■ What this task involves:
Where a line below holds the string "nĕtuurlijk", copy that line.

■ Records for the exercise:
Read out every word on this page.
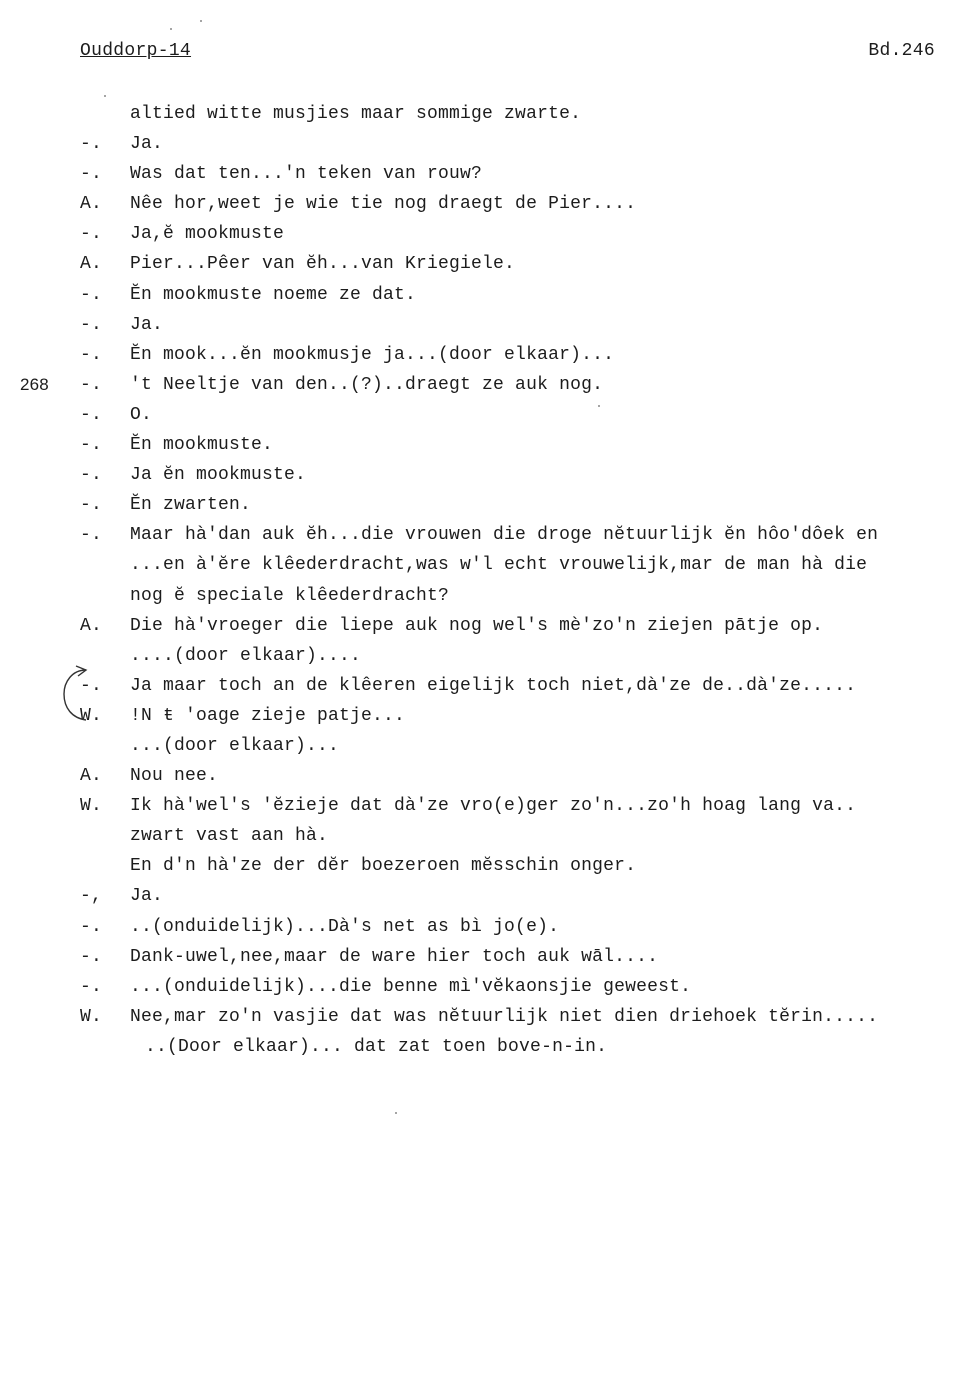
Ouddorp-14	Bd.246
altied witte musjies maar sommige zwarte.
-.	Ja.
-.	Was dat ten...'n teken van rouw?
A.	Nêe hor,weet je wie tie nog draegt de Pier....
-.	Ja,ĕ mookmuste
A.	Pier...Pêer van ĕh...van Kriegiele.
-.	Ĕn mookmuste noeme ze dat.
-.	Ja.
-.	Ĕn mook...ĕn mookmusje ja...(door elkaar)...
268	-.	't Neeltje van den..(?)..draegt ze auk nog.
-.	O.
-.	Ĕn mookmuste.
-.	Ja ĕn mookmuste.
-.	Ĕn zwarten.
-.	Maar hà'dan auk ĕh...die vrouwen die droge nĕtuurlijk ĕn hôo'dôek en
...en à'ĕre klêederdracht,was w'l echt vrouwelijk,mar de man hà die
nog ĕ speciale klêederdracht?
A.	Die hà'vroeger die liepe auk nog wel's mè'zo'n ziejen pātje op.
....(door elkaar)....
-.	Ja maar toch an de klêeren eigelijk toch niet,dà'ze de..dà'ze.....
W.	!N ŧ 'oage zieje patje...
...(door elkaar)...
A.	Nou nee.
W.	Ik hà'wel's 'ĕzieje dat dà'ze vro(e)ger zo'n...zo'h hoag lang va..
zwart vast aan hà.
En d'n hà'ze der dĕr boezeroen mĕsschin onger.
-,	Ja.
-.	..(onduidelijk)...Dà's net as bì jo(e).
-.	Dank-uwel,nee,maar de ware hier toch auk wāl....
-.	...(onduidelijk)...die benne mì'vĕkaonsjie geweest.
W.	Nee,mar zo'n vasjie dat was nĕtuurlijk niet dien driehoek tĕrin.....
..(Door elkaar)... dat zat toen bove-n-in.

==

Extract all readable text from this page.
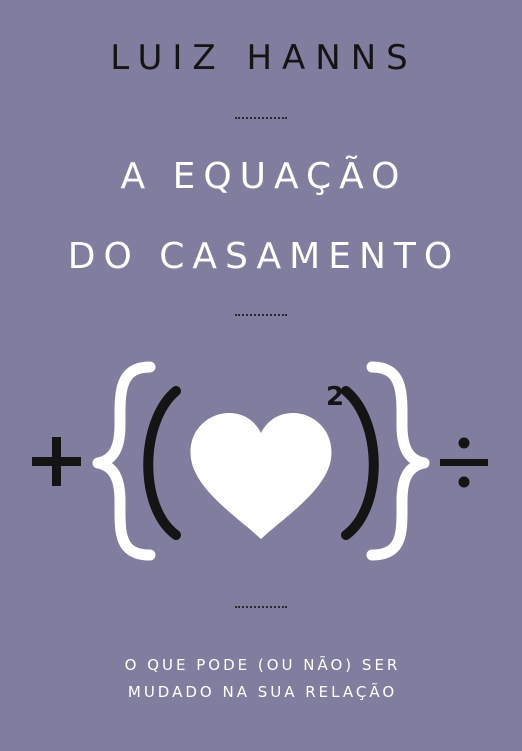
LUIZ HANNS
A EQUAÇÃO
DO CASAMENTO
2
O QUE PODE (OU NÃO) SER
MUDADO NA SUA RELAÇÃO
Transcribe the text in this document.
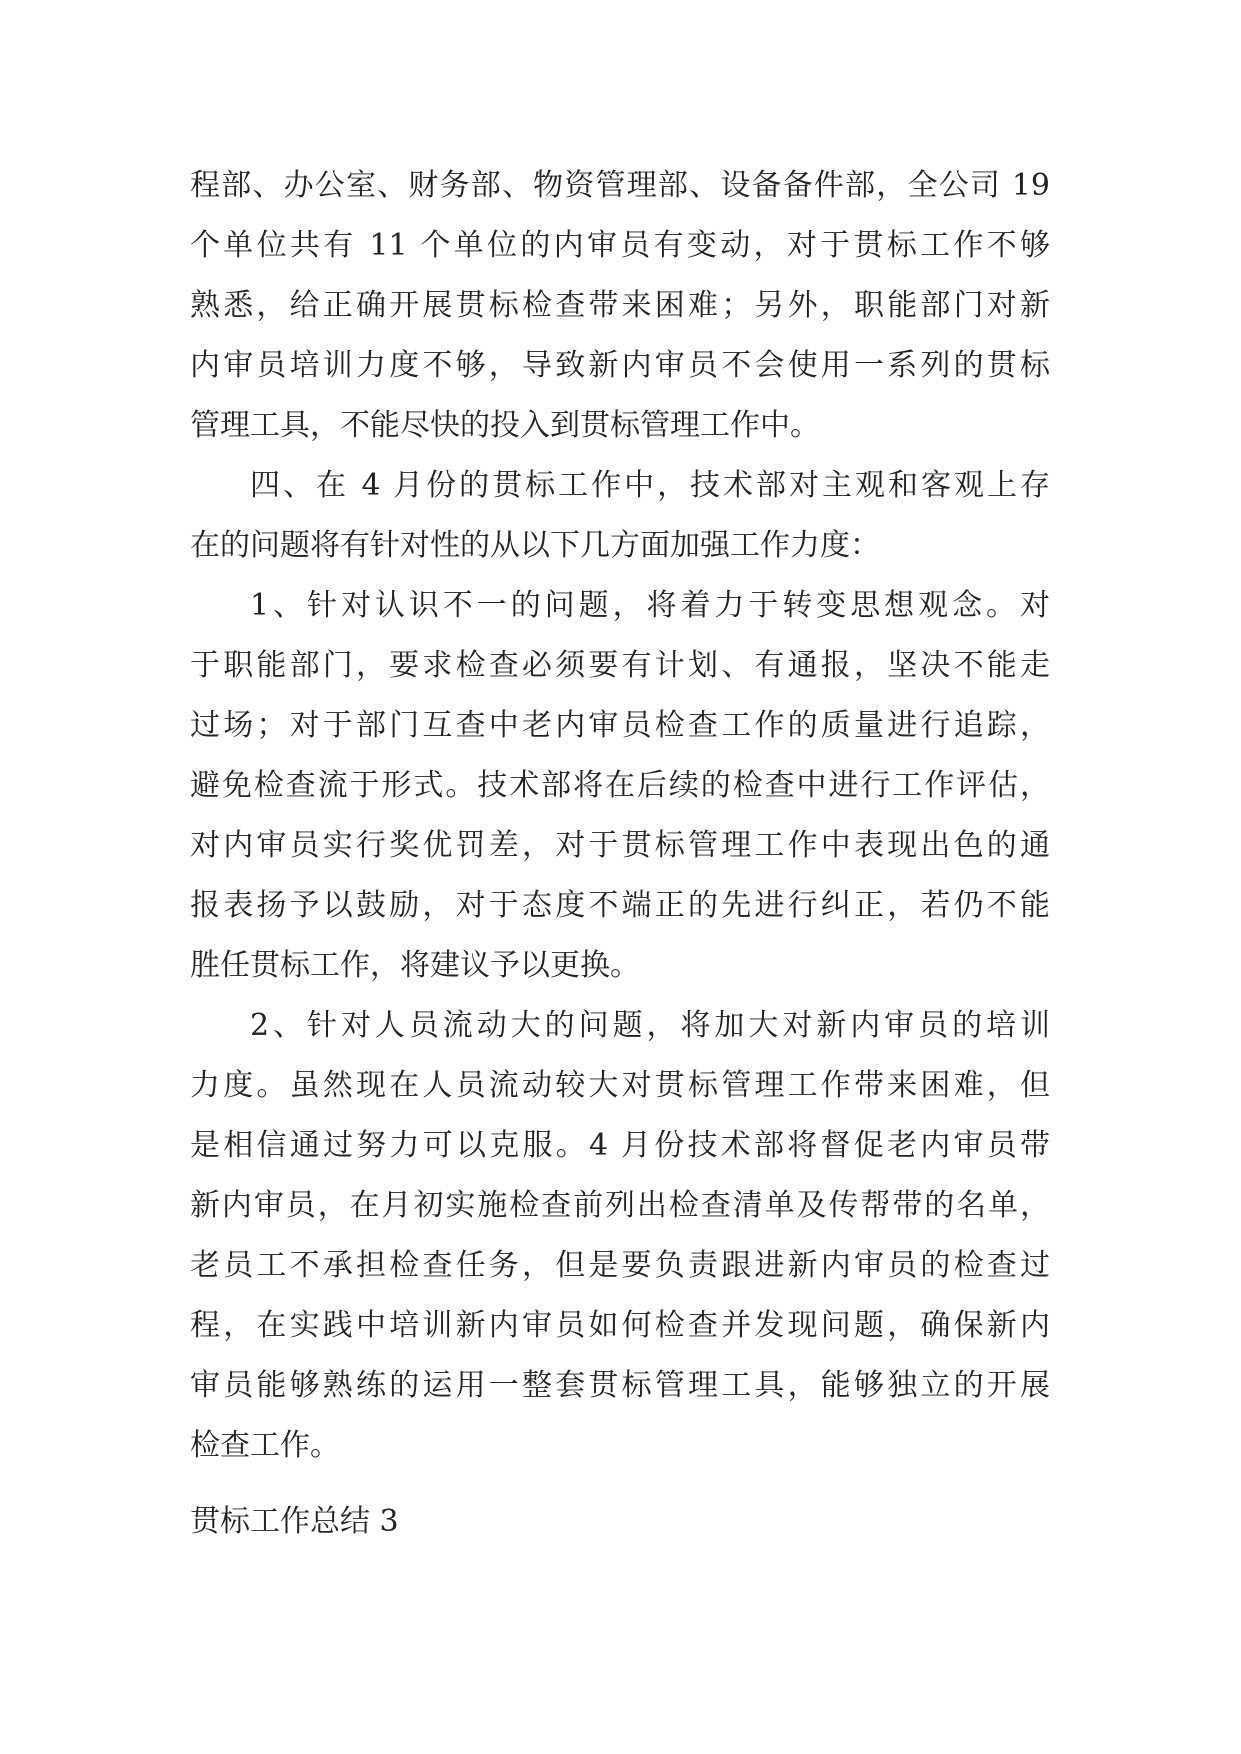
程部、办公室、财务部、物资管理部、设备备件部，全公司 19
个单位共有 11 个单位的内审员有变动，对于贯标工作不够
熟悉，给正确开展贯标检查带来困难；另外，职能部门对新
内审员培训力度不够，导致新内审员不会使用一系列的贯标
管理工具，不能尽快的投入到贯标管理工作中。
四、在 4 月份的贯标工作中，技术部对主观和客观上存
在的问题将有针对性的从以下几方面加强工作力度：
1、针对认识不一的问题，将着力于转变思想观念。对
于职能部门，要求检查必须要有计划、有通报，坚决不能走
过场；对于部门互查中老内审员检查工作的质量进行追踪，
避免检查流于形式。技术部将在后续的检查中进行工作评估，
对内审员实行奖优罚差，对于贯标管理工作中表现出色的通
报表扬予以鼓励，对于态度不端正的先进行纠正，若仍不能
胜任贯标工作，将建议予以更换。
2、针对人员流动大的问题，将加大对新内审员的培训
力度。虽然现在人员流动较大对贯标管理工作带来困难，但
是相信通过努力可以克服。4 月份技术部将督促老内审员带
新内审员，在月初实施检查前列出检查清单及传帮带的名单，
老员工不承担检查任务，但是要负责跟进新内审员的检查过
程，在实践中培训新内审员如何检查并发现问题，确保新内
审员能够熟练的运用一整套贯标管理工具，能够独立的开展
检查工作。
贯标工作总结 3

...

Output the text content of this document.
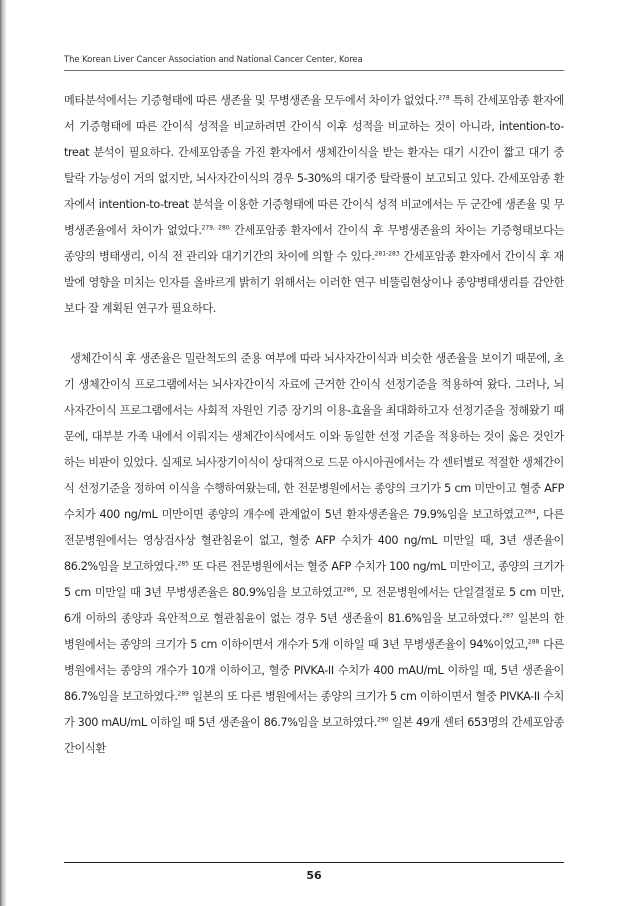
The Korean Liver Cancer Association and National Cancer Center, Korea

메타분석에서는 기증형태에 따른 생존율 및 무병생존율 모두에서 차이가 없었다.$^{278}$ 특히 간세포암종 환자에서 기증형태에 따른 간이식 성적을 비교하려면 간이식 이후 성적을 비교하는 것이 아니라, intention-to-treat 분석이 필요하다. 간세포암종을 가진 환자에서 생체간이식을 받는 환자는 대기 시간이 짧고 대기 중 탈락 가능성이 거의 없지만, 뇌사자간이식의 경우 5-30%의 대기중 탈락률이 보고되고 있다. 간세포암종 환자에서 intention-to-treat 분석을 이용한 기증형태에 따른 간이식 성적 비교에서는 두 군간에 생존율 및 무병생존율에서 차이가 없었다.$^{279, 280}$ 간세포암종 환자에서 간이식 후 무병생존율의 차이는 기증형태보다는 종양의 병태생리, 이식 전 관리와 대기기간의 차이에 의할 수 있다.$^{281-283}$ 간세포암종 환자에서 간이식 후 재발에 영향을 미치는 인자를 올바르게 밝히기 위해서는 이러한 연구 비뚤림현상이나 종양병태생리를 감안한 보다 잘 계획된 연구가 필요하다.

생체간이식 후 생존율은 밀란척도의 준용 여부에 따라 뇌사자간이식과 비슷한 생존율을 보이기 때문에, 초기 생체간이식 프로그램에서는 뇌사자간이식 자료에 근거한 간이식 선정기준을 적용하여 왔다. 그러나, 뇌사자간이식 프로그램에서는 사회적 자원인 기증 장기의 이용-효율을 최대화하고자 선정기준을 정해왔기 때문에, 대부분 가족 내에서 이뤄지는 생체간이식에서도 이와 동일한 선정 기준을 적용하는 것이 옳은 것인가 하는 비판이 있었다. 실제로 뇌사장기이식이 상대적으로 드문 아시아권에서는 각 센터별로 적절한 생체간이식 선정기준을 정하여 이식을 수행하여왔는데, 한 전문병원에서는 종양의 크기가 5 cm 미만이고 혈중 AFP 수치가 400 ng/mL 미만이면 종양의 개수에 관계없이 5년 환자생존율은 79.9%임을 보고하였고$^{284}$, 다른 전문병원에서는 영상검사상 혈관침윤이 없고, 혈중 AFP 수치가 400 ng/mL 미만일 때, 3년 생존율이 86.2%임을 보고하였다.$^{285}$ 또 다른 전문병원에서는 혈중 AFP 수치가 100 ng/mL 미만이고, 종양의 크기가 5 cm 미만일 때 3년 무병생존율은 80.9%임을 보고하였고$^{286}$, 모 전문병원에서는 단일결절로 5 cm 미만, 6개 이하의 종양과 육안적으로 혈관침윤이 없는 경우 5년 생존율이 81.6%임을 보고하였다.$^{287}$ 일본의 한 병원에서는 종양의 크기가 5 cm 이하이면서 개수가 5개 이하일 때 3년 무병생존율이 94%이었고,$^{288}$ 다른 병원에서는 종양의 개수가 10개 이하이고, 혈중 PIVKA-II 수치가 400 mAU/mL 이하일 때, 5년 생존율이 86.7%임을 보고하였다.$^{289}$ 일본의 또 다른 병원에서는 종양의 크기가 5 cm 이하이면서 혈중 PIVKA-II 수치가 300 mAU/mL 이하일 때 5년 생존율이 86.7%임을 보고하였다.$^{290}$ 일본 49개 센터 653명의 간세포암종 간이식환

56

■ Response:
-.	Maar hà'dan auk ĕh...die vrouwen die droge nĕtuurlijk ĕn hôo'dôek en
W.	Nee,mar zo'n vasjie dat was nĕtuurlijk niet dien driehoek tĕrin.....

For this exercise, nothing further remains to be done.